* Passage provided:
+++++
NBA Players Comparison and Prediction

Dublin Core

Title

NBA Players Comparison and Prediction

Author

Edin Duraković

Abstract

Basketball scouting and player evaluation have traditionally relied on subjective assessments by coaches, scouts, and analysts. With the advancement of data-driven decision-making, machine learning (ML) and natural language processing (NLP) provide new opportunities to quantify scouting reports and predict player performance in a structured way.
This project aims to predict the statistical performance of college basketball players upon entering the NBA by integrating structured data (rookie-year statistics) with unstructured data (text-based scouting reports). The proposed system applies NLP techniques to extract features from scouting narratives, focusing on player strengths, weaknesses, and comparisons. These textual features are combined with quantitative performance metrics to develop predictive models for key statistical categories such as points, assists, rebounds, blocks, and steals.
+++++
(Page layout parsing data)

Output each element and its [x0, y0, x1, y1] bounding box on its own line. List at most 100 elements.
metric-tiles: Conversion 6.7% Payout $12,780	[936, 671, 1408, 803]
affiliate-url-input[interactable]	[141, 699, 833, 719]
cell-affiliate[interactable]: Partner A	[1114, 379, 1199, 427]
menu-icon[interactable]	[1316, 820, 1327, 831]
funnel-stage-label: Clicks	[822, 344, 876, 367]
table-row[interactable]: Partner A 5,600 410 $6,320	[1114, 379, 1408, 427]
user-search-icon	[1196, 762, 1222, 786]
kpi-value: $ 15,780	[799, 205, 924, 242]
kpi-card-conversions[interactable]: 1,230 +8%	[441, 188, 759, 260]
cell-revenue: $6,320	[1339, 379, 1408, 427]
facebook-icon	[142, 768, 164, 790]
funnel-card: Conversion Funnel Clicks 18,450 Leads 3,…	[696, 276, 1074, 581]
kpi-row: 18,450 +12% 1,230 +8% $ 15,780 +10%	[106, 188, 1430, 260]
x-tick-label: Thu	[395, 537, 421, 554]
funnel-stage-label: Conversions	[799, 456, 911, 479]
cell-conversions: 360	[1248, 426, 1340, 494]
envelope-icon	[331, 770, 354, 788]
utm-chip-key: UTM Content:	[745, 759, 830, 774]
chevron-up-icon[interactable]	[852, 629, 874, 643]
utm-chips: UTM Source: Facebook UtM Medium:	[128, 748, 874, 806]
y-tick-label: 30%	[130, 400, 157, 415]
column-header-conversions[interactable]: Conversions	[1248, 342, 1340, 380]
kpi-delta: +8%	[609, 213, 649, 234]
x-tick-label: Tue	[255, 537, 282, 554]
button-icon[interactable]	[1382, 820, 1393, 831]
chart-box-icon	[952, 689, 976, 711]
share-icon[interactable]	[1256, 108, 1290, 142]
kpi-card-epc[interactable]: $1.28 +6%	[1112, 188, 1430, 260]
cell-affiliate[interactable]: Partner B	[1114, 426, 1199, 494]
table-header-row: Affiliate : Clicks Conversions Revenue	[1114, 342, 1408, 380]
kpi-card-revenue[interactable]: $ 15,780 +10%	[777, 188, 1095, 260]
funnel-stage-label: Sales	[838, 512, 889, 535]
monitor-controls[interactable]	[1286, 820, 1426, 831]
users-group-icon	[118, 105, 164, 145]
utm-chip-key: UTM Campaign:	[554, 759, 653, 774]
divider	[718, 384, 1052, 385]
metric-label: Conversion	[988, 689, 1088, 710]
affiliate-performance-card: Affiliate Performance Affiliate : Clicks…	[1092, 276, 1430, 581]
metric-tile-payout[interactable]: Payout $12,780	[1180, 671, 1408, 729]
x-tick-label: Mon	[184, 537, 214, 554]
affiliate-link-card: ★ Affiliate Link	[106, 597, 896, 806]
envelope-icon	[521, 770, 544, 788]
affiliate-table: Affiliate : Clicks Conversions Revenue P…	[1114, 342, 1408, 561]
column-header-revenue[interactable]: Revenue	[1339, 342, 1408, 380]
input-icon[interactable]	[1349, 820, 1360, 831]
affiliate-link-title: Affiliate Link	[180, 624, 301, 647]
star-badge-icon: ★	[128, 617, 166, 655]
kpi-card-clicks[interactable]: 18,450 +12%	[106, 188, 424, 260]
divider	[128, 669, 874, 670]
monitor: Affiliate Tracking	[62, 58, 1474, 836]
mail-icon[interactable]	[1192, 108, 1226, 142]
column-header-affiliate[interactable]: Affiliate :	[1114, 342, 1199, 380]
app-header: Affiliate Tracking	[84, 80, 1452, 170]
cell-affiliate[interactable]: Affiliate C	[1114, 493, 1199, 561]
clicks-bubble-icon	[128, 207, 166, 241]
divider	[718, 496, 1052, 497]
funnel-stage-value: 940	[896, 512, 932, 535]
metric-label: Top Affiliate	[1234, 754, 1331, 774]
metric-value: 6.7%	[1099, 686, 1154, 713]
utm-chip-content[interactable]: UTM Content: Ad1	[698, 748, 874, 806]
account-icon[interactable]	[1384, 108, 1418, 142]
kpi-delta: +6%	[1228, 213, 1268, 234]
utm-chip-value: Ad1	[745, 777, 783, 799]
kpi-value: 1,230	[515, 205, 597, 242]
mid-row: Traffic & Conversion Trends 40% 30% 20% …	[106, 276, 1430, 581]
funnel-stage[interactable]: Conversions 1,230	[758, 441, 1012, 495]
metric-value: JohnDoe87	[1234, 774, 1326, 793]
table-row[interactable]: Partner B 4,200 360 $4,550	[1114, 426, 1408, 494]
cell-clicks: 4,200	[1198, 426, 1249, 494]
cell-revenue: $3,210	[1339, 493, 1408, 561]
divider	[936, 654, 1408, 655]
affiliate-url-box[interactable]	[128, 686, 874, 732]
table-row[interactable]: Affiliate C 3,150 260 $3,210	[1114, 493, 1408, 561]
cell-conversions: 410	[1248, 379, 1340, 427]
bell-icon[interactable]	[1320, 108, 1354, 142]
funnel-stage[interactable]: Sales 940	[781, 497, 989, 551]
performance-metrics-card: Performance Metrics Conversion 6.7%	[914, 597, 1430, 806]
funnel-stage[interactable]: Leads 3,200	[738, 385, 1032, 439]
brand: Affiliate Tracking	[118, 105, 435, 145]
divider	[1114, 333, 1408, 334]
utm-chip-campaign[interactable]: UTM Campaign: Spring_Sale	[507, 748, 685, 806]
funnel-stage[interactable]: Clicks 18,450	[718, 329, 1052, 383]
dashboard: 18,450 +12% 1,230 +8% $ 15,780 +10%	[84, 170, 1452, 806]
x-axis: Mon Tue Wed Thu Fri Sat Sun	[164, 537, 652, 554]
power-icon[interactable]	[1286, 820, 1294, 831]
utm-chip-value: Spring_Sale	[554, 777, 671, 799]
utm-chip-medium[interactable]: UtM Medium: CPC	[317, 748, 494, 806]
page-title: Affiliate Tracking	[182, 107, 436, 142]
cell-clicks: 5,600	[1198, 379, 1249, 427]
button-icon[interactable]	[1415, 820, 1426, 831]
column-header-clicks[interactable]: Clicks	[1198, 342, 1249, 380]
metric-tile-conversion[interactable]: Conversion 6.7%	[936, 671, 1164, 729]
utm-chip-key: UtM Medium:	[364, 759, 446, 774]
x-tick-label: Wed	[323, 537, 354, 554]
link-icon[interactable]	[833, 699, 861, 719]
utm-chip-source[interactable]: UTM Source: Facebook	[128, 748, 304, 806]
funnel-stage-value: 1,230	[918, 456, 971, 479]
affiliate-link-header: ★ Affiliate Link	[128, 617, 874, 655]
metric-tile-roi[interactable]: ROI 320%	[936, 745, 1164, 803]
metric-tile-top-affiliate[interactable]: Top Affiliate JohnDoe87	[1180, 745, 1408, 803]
+++++
* Things to do:
1. In the NBA player prediction text, transcribe the part that opens with the words containing "Edin Duraković" and closes with "a structured way.".
2. Summarize the NBA player prediction text in two sentences.
3. Pick up the NBA player prediction text after its final sentence and continue writing it.

* Answers provided:
1.
Edin Duraković

Abstract

Basketball scouting and player evaluation have traditionally relied on subjective assessments by coaches, scouts, and analysts. With the advancement of data-driven decision-making, machine learning (ML) and natural language processing (NLP) provide new opportunities to quantify scouting reports and predict player performance in a structured way.

2. The project aims to predict how college basketball players will perform statistically upon entering the NBA by integrating rookie-year statistics with text-based scouting reports. It applies NLP to extract features on player strengths, weaknesses, and comparisons from scouting narratives and combines them with quantitative metrics to build predictive models for points, assists, rebounds, blocks, and steals.

3.
Clustering methods are further applied to group players with similar scouting profiles. Instead of labeling clusters as fixed archetypes, the approach emphasizes identifying the most comparable NBA players for each prospect. This similarity-based framework provides interpretability for scouting evaluations and a practical foundation for projecting performance. The predictive component then leverages historical outcomes of comparable players to generate forecasts for new prospects.


The results demonstrate that clustering can organize players into meaningful groups based on textual analysis, while the predictive framework produces reasonable estimates of rookie-year performance. Together, these findings highlight the potential of integrating NLP and ML into scouting workflows to complement traditional evaluation methods, reduce bias, and enhance the accuracy of performance projections.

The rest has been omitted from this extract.